## BEGIN Text to read

How to reach orbit, and a rocket that can do it; a walkthrough for newbies. (vARM)

[Vanamonde]

This is an example rocket that can reach orbit around Kerbin and splashdown again.

Download link to the craft file: OBSOLETE

Orbit is not a place or an altitude; it is a speed. It is the speed at which you are moving to the side at the same rate that the planet's gravity is pulling you down, so that you are constantly falling, but constantly missing the planet. This is how Isaac Newton figured it out a couple of centuries before anyone could actually do it, in a picture I stole from someone on the internet.

If one were to fire a cannon, Newton observed, the ball would travel a certain distance, gravity would be pulling it down the whole time, and it would soon hit the ground, as in path A. If you fired the cannonball a little faster, though, the earth would curve away beneath the ball as it traveled. The cannonball would still be falling the whole time, but it would go farther before hitting the ground, as in path B. But if the cannonball was fired at just the right speed, it would travel forever, falling the whole time, but always missing the surface of the earth. In path C, the cannonball is in orbit.

But this idea only works if there is no air to slow the cannonball down and cause it to fall to the ground. In order to reach orbit and stay in orbit, the cannonball or spaceship must not only reach the proper horizontal speed, but it must also climb above the atmosphere so that the air is not slowing it down. So to reach orbit in the game, you must compromise. You do need to go up a certain distance so that Kerbin's atmosphere is not slowing you down, but the important thing is to build up enough speed to avoid hitting the planet, so getting to orbit requires more effort to build up sideways speed than to go high. This will require starting off flying straight up and then gradually turning so that the ship is flying horizontally. You will hear many KSP players refer to this as a "gravity turn," though strictly speaking, that is something slightly different.

## END Text to read
## BEGIN Record excerpts

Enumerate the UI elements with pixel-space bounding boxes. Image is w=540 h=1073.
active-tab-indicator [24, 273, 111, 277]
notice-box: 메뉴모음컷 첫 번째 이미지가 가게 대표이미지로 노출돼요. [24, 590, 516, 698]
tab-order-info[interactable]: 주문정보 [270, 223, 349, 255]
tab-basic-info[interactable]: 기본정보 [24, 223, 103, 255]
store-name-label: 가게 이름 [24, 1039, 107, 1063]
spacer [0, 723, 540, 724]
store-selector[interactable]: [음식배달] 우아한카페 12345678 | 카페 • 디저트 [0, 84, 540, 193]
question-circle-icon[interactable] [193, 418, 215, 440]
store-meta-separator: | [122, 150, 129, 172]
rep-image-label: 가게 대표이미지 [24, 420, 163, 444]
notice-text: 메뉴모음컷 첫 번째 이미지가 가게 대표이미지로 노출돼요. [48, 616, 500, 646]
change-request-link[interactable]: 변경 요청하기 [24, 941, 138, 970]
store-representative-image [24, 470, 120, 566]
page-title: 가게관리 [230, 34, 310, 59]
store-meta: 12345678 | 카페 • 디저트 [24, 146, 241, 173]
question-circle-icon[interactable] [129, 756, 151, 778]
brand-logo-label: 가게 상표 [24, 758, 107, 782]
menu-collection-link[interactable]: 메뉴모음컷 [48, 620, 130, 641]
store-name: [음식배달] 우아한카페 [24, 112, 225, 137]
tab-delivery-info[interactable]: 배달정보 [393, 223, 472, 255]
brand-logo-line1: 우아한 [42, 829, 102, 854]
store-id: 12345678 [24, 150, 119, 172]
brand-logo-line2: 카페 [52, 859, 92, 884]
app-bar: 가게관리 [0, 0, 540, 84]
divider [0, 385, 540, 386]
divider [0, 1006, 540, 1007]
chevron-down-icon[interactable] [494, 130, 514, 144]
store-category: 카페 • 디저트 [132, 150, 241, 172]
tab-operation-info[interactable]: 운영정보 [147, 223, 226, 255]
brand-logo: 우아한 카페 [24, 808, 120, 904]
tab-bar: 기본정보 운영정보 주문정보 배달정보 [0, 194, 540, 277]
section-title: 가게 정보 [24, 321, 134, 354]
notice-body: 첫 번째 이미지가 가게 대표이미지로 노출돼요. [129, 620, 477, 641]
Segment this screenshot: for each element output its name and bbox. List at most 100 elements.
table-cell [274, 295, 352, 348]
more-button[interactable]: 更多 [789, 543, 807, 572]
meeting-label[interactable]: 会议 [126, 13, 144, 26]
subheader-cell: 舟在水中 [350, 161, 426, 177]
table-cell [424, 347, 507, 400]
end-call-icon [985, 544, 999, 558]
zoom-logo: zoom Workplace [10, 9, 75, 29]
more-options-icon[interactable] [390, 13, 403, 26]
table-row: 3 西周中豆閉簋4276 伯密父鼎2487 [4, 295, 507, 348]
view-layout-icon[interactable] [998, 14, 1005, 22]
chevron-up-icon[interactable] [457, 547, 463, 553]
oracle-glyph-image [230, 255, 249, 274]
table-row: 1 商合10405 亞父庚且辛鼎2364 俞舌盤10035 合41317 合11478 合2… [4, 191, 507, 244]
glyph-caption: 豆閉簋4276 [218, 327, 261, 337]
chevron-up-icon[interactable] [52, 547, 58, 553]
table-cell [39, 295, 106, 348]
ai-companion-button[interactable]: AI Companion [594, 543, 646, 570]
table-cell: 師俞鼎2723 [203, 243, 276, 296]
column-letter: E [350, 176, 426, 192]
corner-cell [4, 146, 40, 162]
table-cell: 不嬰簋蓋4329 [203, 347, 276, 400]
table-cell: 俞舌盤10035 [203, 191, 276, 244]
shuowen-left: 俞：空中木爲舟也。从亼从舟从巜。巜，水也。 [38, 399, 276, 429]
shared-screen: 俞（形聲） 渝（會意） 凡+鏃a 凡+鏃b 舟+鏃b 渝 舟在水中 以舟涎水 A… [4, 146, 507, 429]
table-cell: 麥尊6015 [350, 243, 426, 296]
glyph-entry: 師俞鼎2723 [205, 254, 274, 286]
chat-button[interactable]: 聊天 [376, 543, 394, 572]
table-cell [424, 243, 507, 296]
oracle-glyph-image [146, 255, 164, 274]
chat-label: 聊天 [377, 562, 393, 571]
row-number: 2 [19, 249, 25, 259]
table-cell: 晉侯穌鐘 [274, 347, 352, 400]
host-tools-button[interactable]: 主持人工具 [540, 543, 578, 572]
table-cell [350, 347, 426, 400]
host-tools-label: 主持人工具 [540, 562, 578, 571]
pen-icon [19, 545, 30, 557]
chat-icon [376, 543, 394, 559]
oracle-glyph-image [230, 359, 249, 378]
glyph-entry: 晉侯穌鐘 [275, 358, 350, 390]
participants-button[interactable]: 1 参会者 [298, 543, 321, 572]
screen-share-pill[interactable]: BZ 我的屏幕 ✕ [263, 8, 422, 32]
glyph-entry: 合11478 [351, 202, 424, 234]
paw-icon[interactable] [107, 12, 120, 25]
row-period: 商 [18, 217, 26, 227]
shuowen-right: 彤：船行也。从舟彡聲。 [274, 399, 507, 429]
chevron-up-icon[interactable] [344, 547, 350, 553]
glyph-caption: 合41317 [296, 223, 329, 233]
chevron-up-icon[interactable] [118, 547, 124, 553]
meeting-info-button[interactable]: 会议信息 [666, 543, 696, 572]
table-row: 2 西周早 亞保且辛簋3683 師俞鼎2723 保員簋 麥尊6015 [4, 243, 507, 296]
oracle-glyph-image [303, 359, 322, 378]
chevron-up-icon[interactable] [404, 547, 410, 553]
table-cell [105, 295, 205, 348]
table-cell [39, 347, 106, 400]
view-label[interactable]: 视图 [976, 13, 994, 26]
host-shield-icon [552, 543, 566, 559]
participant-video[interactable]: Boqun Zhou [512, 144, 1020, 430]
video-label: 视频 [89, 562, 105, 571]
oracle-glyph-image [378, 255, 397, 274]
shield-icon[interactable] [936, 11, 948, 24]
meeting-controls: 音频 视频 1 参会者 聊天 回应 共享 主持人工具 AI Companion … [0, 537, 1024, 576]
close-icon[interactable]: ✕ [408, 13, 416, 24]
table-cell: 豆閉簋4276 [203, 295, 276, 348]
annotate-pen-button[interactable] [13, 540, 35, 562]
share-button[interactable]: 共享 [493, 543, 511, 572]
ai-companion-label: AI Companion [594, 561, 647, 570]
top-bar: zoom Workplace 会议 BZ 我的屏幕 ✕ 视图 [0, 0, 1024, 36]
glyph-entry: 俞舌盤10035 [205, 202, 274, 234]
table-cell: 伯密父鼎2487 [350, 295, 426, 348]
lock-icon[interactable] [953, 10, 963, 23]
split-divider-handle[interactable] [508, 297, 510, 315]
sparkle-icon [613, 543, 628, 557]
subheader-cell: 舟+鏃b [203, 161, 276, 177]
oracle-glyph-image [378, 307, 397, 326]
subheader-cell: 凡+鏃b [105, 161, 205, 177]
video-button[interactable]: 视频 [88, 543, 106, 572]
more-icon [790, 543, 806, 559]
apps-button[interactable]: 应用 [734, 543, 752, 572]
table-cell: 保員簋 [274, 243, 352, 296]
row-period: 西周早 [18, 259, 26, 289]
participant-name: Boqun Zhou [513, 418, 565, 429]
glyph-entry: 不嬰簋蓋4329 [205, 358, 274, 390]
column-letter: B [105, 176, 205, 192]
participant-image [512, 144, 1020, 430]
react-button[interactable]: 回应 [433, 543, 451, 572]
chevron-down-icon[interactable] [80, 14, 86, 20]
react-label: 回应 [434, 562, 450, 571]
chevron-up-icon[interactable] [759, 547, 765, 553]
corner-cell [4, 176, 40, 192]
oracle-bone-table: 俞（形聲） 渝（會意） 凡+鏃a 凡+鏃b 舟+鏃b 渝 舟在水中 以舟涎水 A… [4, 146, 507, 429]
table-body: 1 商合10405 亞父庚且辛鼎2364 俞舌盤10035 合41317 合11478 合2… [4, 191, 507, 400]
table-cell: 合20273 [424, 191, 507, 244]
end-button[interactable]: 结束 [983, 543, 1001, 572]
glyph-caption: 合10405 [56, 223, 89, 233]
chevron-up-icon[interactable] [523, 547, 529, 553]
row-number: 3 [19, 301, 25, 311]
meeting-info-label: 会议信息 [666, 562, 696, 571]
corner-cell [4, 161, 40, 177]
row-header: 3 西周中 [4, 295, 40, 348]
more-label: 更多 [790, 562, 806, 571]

## END Record excerpts

— Directives —
A) In the orbit walkthrough, what must a spaceship do in addition to reaching the proper horizontal speed in order to reach and stay in orbit?
B) Carry the orbit walkthrough on past its final sentence.
The material has no connection to the orbit walkthrough.

— Outputs for the tasks —
A) It must climb above the atmosphere so that the air is not slowing it down.

B)
Flying can be disorienting, though, and you can't always trust your eyes or the picture on the game's screen. Real pilots and astronauts fly using their instruments, and so should you. Your navigation instrument is the navball display at the bottom of the screen, and there are 3 markers on it you will need to understand. Here they are, in another picture I stole from somebody on the internet.

As the illustration says, the prograde marker is the direction your ship is currently travelling, so if you point the nose of the ship that way and run the engine, you will be speeding up. The retrograde marker is the exact opposite direction, 180 degrees from prograde, so if you point that way and run the engine, you will be slowing down. The V symbol with the dot over it tells you exactly where the nose of your ship is pointed at the moment.

From the launchpad, turn on the stability assist mode (SAS) with the T key, throttle up to full, and hit the spacebar to ignite the engines. You are in the thickest part of the atmosphere and it is slowing you down, so fly straight up to 10,000m, where the air is much thinner.

Now you can turn to the side and keep running the engine to start building up the horizontal speed you will need to attain orbit. So use the WASD keys to point the prograde marker about 30 degrees to the east. Which way is east? One of the functions of the navball is to serve as a compass, and east is the vertical white line marked with the number 90 (for 90 degrees from north). It is surrounded by the yellow box in this illustration:

While you can reach orbit by turning in any direction, the reason it is best to turn to the east is that the planet rotates to the east, so even while sitting still on the launchpad, you are already moving east at 174.6m/s. And remember, the trick to getting to orbit is building up enough horizontal speed, so by taking off to the east, you get a speed boost from the planet that will help you reach orbit.

One thing that often bothers new players is that the ship may rotate around its long axis during flight, so that it is facing different directions at different times, and this makes it hard to figure out which way to fly to get where you want to go. But the fact is, this kind of rotation does not matter as long as the nose of the ship is pointed in the right direction, and this is why it is important and useful to orient yourself using the navball rather than try to figure out which direction to go on the game's main screen. So in this illustration, even though the ship has spun so far that it is almost upside down, the flight is still going well because the prograde marker is aimed to the east and 30 degrees from vertical.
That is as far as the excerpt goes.